WRITTEN REQUEST: List each line of the data that holds the string "التى", please.

************

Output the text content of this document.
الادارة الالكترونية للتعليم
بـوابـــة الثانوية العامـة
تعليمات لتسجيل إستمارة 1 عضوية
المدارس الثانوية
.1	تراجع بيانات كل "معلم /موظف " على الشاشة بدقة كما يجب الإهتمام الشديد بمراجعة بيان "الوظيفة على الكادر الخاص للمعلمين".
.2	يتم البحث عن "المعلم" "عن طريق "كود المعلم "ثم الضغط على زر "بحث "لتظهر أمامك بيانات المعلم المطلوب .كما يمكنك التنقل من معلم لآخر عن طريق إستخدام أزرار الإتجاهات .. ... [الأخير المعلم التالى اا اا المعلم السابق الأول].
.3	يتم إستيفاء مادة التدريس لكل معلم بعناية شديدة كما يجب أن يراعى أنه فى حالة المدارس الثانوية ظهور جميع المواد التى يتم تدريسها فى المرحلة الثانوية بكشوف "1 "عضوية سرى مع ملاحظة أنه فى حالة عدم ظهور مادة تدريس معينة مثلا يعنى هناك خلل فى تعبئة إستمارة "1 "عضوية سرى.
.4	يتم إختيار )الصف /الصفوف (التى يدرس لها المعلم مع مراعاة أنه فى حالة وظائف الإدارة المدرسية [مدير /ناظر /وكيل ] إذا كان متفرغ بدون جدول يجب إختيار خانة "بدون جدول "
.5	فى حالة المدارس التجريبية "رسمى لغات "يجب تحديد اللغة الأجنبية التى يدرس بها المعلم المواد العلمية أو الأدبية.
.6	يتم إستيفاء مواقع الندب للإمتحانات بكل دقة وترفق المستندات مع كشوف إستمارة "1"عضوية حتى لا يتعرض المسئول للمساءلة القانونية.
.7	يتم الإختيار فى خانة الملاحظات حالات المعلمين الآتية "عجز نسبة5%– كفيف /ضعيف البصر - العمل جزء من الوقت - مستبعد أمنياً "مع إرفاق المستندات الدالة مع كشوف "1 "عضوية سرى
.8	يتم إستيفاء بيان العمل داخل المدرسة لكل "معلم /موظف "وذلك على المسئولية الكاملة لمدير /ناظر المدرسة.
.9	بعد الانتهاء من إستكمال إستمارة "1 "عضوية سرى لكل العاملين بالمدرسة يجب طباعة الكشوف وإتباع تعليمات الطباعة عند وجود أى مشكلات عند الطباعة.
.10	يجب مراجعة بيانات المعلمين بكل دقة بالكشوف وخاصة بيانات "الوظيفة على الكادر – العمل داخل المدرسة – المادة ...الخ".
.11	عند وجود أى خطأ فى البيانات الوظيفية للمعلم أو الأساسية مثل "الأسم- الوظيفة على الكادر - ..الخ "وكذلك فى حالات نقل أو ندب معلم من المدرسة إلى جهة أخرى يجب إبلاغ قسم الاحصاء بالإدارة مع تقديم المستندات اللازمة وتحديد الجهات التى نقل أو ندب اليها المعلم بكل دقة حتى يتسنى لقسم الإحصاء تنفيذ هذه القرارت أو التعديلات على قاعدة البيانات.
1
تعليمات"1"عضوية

************

RESPONSE BELOW:
.3	يتم إستيفاء مادة التدريس لكل معلم بعناية شديدة كما يجب أن يراعى أنه فى حالة المدارس الثانوية ظهور جميع المواد التى يتم تدريسها فى المرحلة الثانوية بكشوف "1 "عضوية سرى مع ملاحظة أنه فى حالة عدم ظهور مادة تدريس معينة مثلا يعنى هناك خلل فى تعبئة إستمارة "1 "عضوية سرى.
.4	يتم إختيار )الصف /الصفوف (التى يدرس لها المعلم مع مراعاة أنه فى حالة وظائف الإدارة المدرسية [مدير /ناظر /وكيل ] إذا كان متفرغ بدون جدول يجب إختيار خانة "بدون جدول "
.5	فى حالة المدارس التجريبية "رسمى لغات "يجب تحديد اللغة الأجنبية التى يدرس بها المعلم المواد العلمية أو الأدبية.
.11	عند وجود أى خطأ فى البيانات الوظيفية للمعلم أو الأساسية مثل "الأسم- الوظيفة على الكادر - ..الخ "وكذلك فى حالات نقل أو ندب معلم من المدرسة إلى جهة أخرى يجب إبلاغ قسم الاحصاء بالإدارة مع تقديم المستندات اللازمة وتحديد الجهات التى نقل أو ندب اليها المعلم بكل دقة حتى يتسنى لقسم الإحصاء تنفيذ هذه القرارت أو التعديلات على قاعدة البيانات.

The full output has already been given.